WHAT THE EXERCISE ASKS:
Determine how many lines contain the string "ylabel". Reply with that figure and nothing else.

Items from a figure collection:
——
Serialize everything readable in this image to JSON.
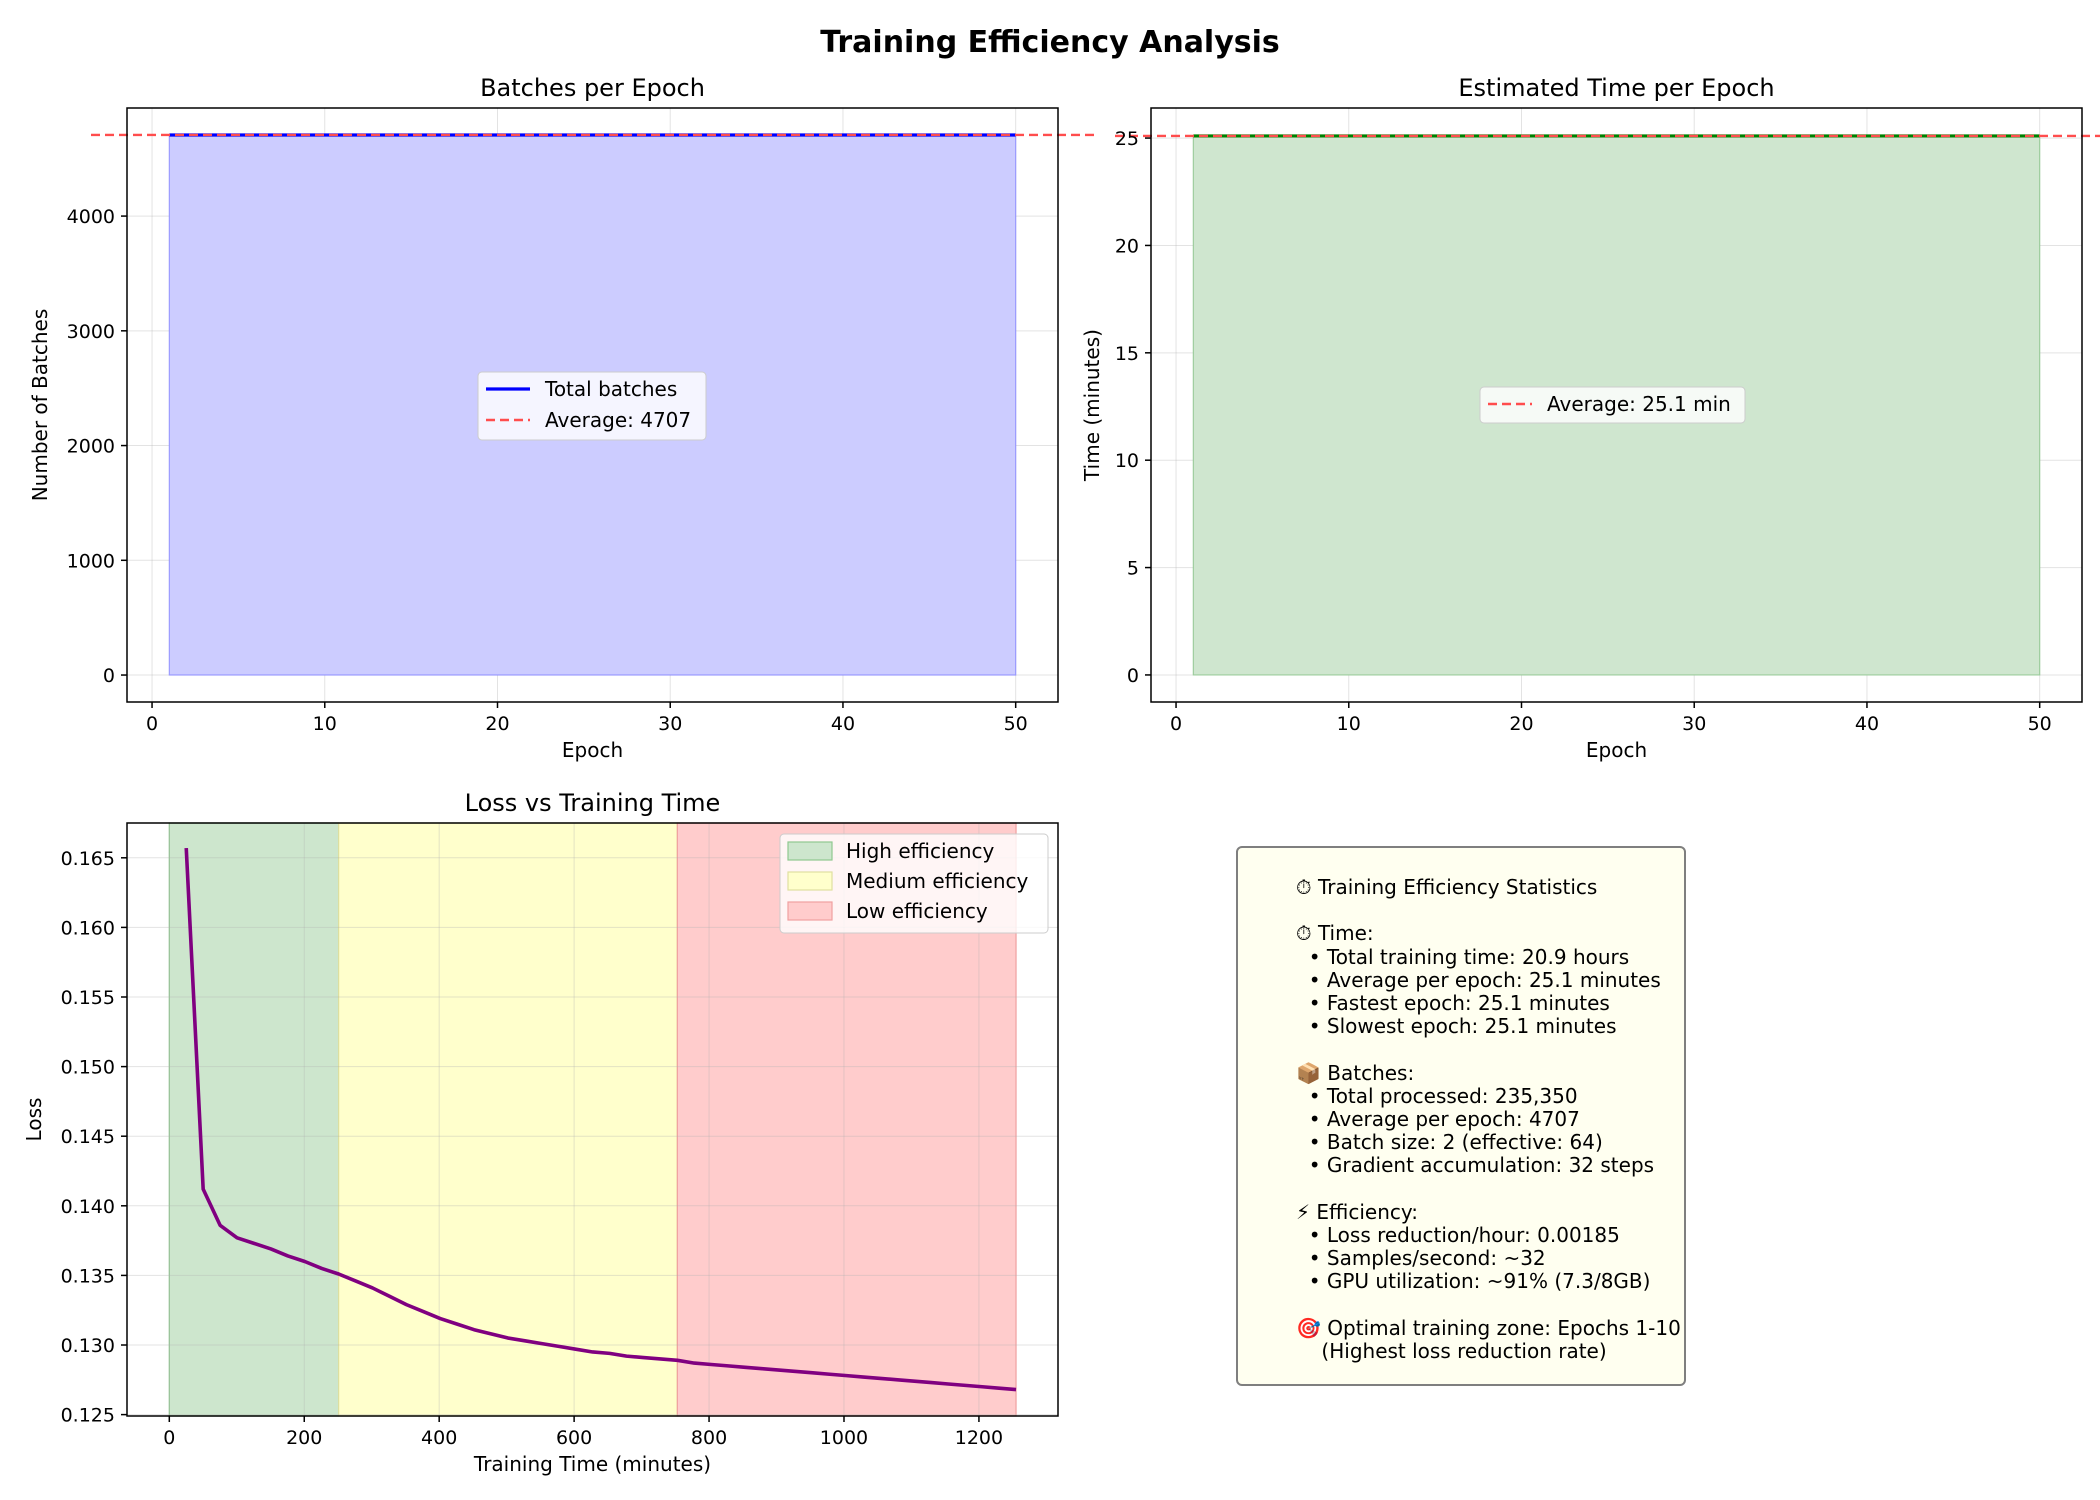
{
  "figure": {
    "title": "Training Efficiency Analysis"
  },
  "chart_data": [
    {
      "type": "area",
      "title": "Batches per Epoch",
      "xlabel": "Epoch",
      "ylabel": "Number of Batches",
      "xlim": [
        -1.45,
        52.45
      ],
      "ylim": [
        -235,
        4942
      ],
      "xticks": [
        0,
        10,
        20,
        30,
        40,
        50
      ],
      "yticks": [
        0,
        1000,
        2000,
        3000,
        4000
      ],
      "grid": true,
      "legend_position": "center",
      "colors": {
        "line": "#0000ff",
        "fill": "#ccccff",
        "average": "#ff4d4d"
      },
      "series": [
        {
          "name": "Total batches",
          "x": [
            1,
            50
          ],
          "y": [
            4707,
            4707
          ]
        }
      ],
      "reference_lines": [
        {
          "name": "Average: 4707",
          "y": 4707
        }
      ]
    },
    {
      "type": "area",
      "title": "Estimated Time per Epoch",
      "xlabel": "Epoch",
      "ylabel": "Time (minutes)",
      "xlim": [
        -1.45,
        52.45
      ],
      "ylim": [
        -1.26,
        26.4
      ],
      "xticks": [
        0,
        10,
        20,
        30,
        40,
        50
      ],
      "yticks": [
        0,
        5,
        10,
        15,
        20,
        25
      ],
      "grid": true,
      "legend_position": "center",
      "colors": {
        "line": "#008000",
        "fill": "#cfe6cf",
        "average": "#ff4d4d"
      },
      "series": [
        {
          "x": [
            1,
            50
          ],
          "y": [
            25.1,
            25.1
          ]
        }
      ],
      "reference_lines": [
        {
          "name": "Average: 25.1 min",
          "y": 25.1
        }
      ]
    },
    {
      "type": "line",
      "title": "Loss vs Training Time",
      "xlabel": "Training Time (minutes)",
      "ylabel": "Loss",
      "xlim": [
        -62.7,
        1317.2
      ],
      "ylim": [
        0.1249,
        0.1675
      ],
      "xticks": [
        0,
        200,
        400,
        600,
        800,
        1000,
        1200
      ],
      "yticks": [
        0.125,
        0.13,
        0.135,
        0.14,
        0.145,
        0.15,
        0.155,
        0.16,
        0.165
      ],
      "grid": true,
      "legend_position": "upper right",
      "colors": {
        "line": "#800080"
      },
      "regions": [
        {
          "name": "High efficiency",
          "x0": 0,
          "x1": 251,
          "color": "#cde6cd",
          "edge": "#8fc98f"
        },
        {
          "name": "Medium efficiency",
          "x0": 251,
          "x1": 753,
          "color": "#ffffcc",
          "edge": "#e0e0a0"
        },
        {
          "name": "Low efficiency",
          "x0": 753,
          "x1": 1255,
          "color": "#ffcccc",
          "edge": "#f0a0a0"
        }
      ],
      "series": [
        {
          "x": [
            25.1,
            50.2,
            75.3,
            100.4,
            125.5,
            150.6,
            175.7,
            200.8,
            225.9,
            251,
            276.1,
            301.2,
            326.3,
            351.4,
            376.5,
            401.6,
            426.7,
            451.8,
            476.9,
            502,
            527.1,
            552.2,
            577.3,
            602.4,
            627.5,
            652.6,
            677.7,
            702.8,
            727.9,
            753,
            778.1,
            803.2,
            828.3,
            853.4,
            878.5,
            903.6,
            928.7,
            953.8,
            978.9,
            1004,
            1029.1,
            1054.2,
            1079.3,
            1104.4,
            1129.5,
            1154.6,
            1179.7,
            1204.8,
            1229.9,
            1255
          ],
          "y": [
            0.1657,
            0.1412,
            0.1386,
            0.1377,
            0.1373,
            0.1369,
            0.1364,
            0.136,
            0.1355,
            0.1351,
            0.1346,
            0.1341,
            0.1335,
            0.1329,
            0.1324,
            0.1319,
            0.1315,
            0.1311,
            0.1308,
            0.1305,
            0.1303,
            0.1301,
            0.1299,
            0.1297,
            0.1295,
            0.1294,
            0.1292,
            0.1291,
            0.129,
            0.1289,
            0.1287,
            0.1286,
            0.1285,
            0.1284,
            0.1283,
            0.1282,
            0.1281,
            0.128,
            0.1279,
            0.1278,
            0.1277,
            0.1276,
            0.1275,
            0.1274,
            0.1273,
            0.1272,
            0.1271,
            0.127,
            0.1269,
            0.1268
          ]
        }
      ]
    }
  ],
  "stats_panel": {
    "text": "⏱ Training Efficiency Statistics\n\n⏱ Time:\n  • Total training time: 20.9 hours\n  • Average per epoch: 25.1 minutes\n  • Fastest epoch: 25.1 minutes\n  • Slowest epoch: 25.1 minutes\n\n📦 Batches:\n  • Total processed: 235,350\n  • Average per epoch: 4707\n  • Batch size: 2 (effective: 64)\n  • Gradient accumulation: 32 steps\n\n⚡ Efficiency:\n  • Loss reduction/hour: 0.00185\n  • Samples/second: ~32\n  • GPU utilization: ~91% (7.3/8GB)\n\n🎯 Optimal training zone: Epochs 1-10\n    (Highest loss reduction rate)",
    "colors": {
      "background": "#fffff0",
      "border": "#7f7f7f"
    }
  }
}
——
EXERCISE ANSWER:
3